* **REQUEST**
Do not include the pictures; repeat the rest of the data exactly.

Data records
=-=-=-=-=
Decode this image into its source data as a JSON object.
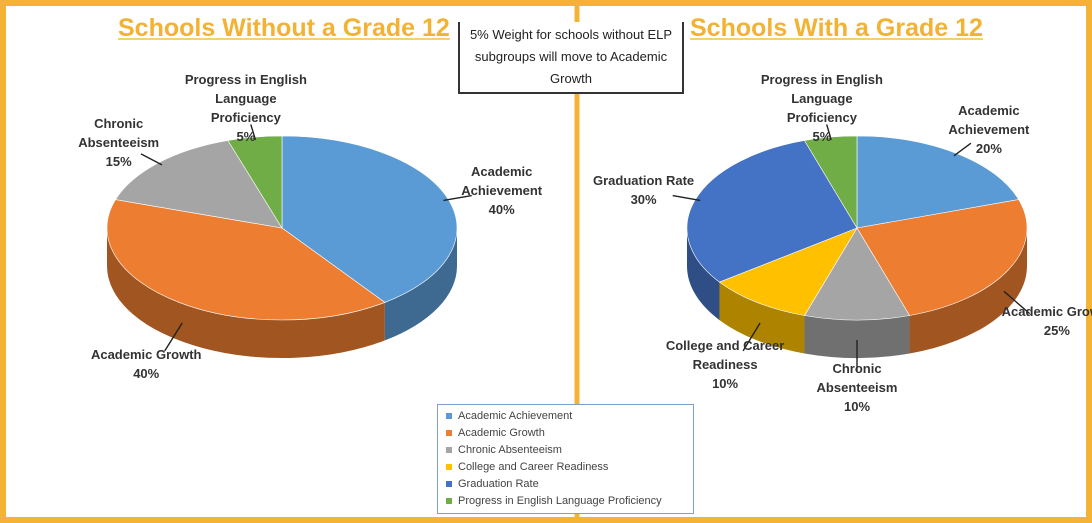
{
  "textbox": "5% Weight for schools without ELP subgroups will move to Academic Growth",
  "chart_data": [
    {
      "type": "pie",
      "title": "Schools Without a Grade 12",
      "categories": [
        "Academic Achievement",
        "Academic Growth",
        "Chronic Absenteeism",
        "Progress in English Language Proficiency"
      ],
      "values": [
        40,
        40,
        15,
        5
      ],
      "value_labels": [
        "40%",
        "40%",
        "15%",
        "5%"
      ],
      "colors": [
        "#5b9bd5",
        "#ed7d31",
        "#a5a5a5",
        "#70ad47"
      ]
    },
    {
      "type": "pie",
      "title": "Schools With a Grade 12",
      "categories": [
        "Academic Achievement",
        "Academic Growth",
        "Chronic Absenteeism",
        "College and Career Readiness",
        "Graduation Rate",
        "Progress in English Language Proficiency"
      ],
      "values": [
        20,
        25,
        10,
        10,
        30,
        5
      ],
      "value_labels": [
        "20%",
        "25%",
        "10%",
        "10%",
        "30%",
        "5%"
      ],
      "colors": [
        "#5b9bd5",
        "#ed7d31",
        "#a5a5a5",
        "#ffc000",
        "#4472c4",
        "#70ad47"
      ],
      "legend": true
    }
  ]
}
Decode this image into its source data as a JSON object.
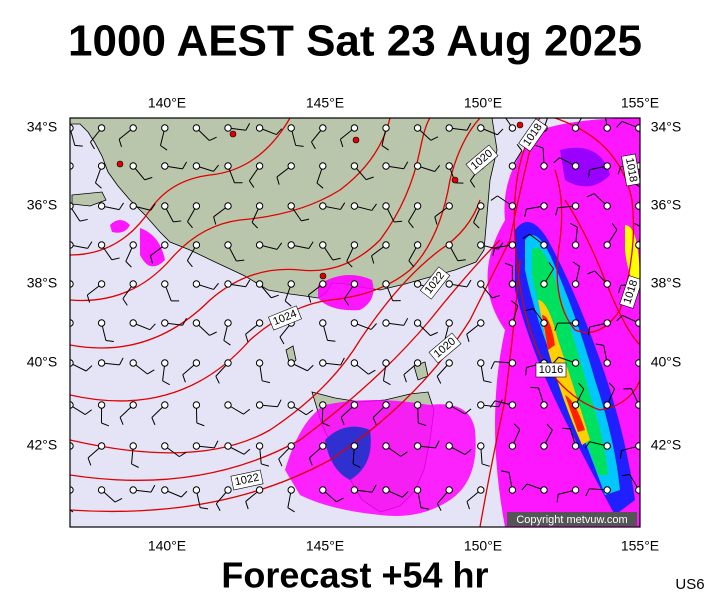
{
  "header": {
    "title": "1000 AEST Sat 23 Aug 2025"
  },
  "map": {
    "lon_labels": [
      "140°E",
      "145°E",
      "150°E",
      "155°E"
    ],
    "lat_labels": [
      "34°S",
      "36°S",
      "38°S",
      "40°S",
      "42°S"
    ],
    "isobar_labels": [
      "1024",
      "1022",
      "1022",
      "1020",
      "1020",
      "1018",
      "1018",
      "1018",
      "1016"
    ],
    "copyright": "Copyright metvuw.com"
  },
  "footer": {
    "caption": "Forecast +54 hr",
    "code": "US6"
  }
}
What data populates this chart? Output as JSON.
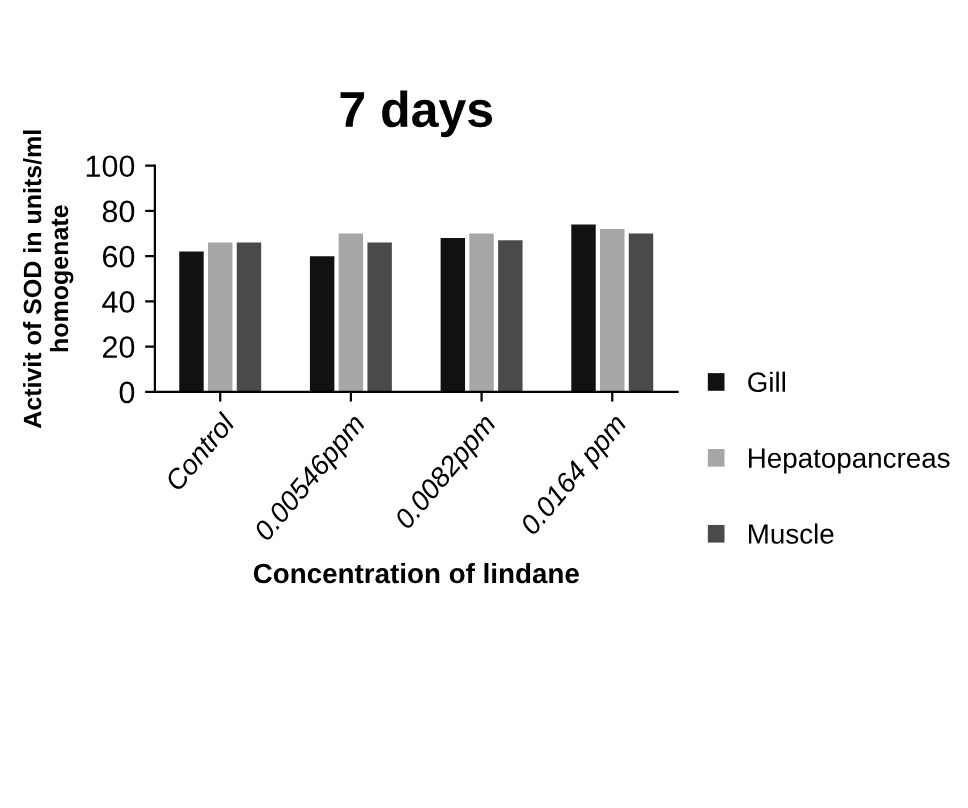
{
  "chart_data": {
    "type": "bar",
    "title": "7 days",
    "xlabel": "Concentration of lindane",
    "ylabel": "Activit of SOD in units/ml\nhomogenate",
    "categories": [
      "Control",
      "0.00546ppm",
      "0.0082ppm",
      "0.0164 ppm"
    ],
    "series": [
      {
        "name": "Gill",
        "color": "#111111",
        "values": [
          62,
          60,
          68,
          74
        ]
      },
      {
        "name": "Hepatopancreas",
        "color": "#a6a6a6",
        "values": [
          66,
          70,
          70,
          72
        ]
      },
      {
        "name": "Muscle",
        "color": "#4a4a4a",
        "values": [
          66,
          66,
          67,
          70
        ]
      }
    ],
    "ylim": [
      0,
      100
    ],
    "yticks": [
      0,
      20,
      40,
      60,
      80,
      100
    ],
    "grid": false,
    "legend": "right"
  }
}
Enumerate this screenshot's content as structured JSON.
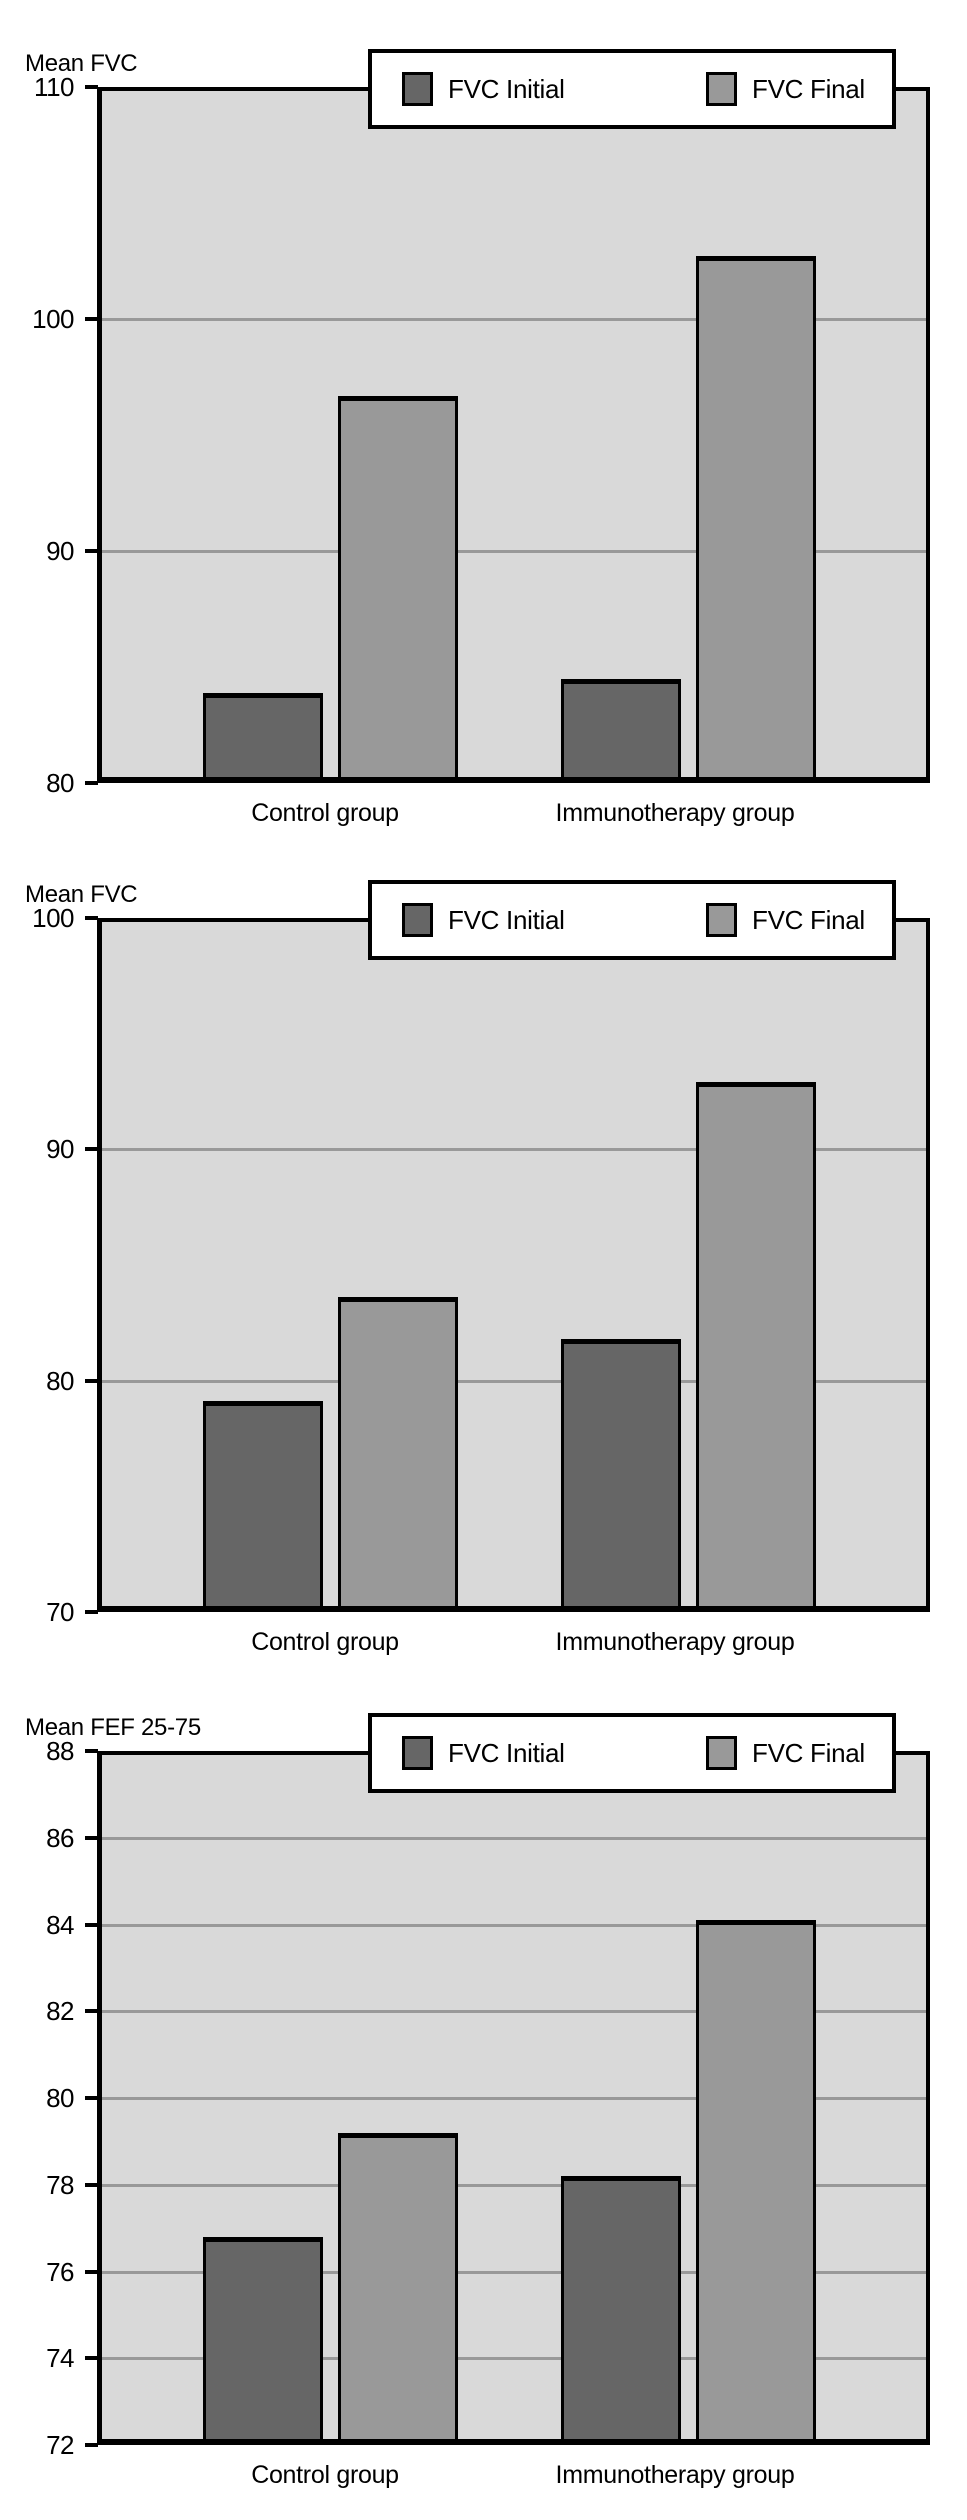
=-=-=-=-=
* **ANSWER**
Decode this image into its source data as a JSON object.
{
  "textbox": "5% Weight for schools without ELP subgroups will move to Academic Growth",
  "chart_data": [
    {
      "type": "pie",
      "title": "Schools Without a Grade 12",
      "categories": [
        "Academic Achievement",
        "Academic Growth",
        "Chronic Absenteeism",
        "Progress in English Language Proficiency"
      ],
      "values": [
        40,
        40,
        15,
        5
      ],
      "value_labels": [
        "40%",
        "40%",
        "15%",
        "5%"
      ],
      "colors": [
        "#5b9bd5",
        "#ed7d31",
        "#a5a5a5",
        "#70ad47"
      ]
    },
    {
      "type": "pie",
      "title": "Schools With a Grade 12",
      "categories": [
        "Academic Achievement",
        "Academic Growth",
        "Chronic Absenteeism",
        "College and Career Readiness",
        "Graduation Rate",
        "Progress in English Language Proficiency"
      ],
      "values": [
        20,
        25,
        10,
        10,
        30,
        5
      ],
      "value_labels": [
        "20%",
        "25%",
        "10%",
        "10%",
        "30%",
        "5%"
      ],
      "colors": [
        "#5b9bd5",
        "#ed7d31",
        "#a5a5a5",
        "#ffc000",
        "#4472c4",
        "#70ad47"
      ],
      "legend": true
    }
  ]
}
Decode this image into its source data as a JSON object.
{
  "header": {
    "title": "1000 AEST Sat 23 Aug 2025"
  },
  "map": {
    "lon_labels": [
      "140°E",
      "145°E",
      "150°E",
      "155°E"
    ],
    "lat_labels": [
      "34°S",
      "36°S",
      "38°S",
      "40°S",
      "42°S"
    ],
    "isobar_labels": [
      "1024",
      "1022",
      "1022",
      "1020",
      "1020",
      "1018",
      "1018",
      "1018",
      "1016"
    ],
    "copyright": "Copyright metvuw.com"
  },
  "footer": {
    "caption": "Forecast +54 hr",
    "code": "US6"
  }
}
What data populates this chart? Output as JSON.
{
  "chart_data": {
    "type": "bar",
    "title": "7 days",
    "xlabel": "Concentration of lindane",
    "ylabel": "Activit of SOD in units/ml\nhomogenate",
    "categories": [
      "Control",
      "0.00546ppm",
      "0.0082ppm",
      "0.0164 ppm"
    ],
    "series": [
      {
        "name": "Gill",
        "color": "#111111",
        "values": [
          62,
          60,
          68,
          74
        ]
      },
      {
        "name": "Hepatopancreas",
        "color": "#a6a6a6",
        "values": [
          66,
          70,
          70,
          72
        ]
      },
      {
        "name": "Muscle",
        "color": "#4a4a4a",
        "values": [
          66,
          66,
          67,
          70
        ]
      }
    ],
    "ylim": [
      0,
      100
    ],
    "yticks": [
      0,
      20,
      40,
      60,
      80,
      100
    ],
    "grid": false,
    "legend": "right"
  }
}
Enumerate this screenshot's content as structured JSON.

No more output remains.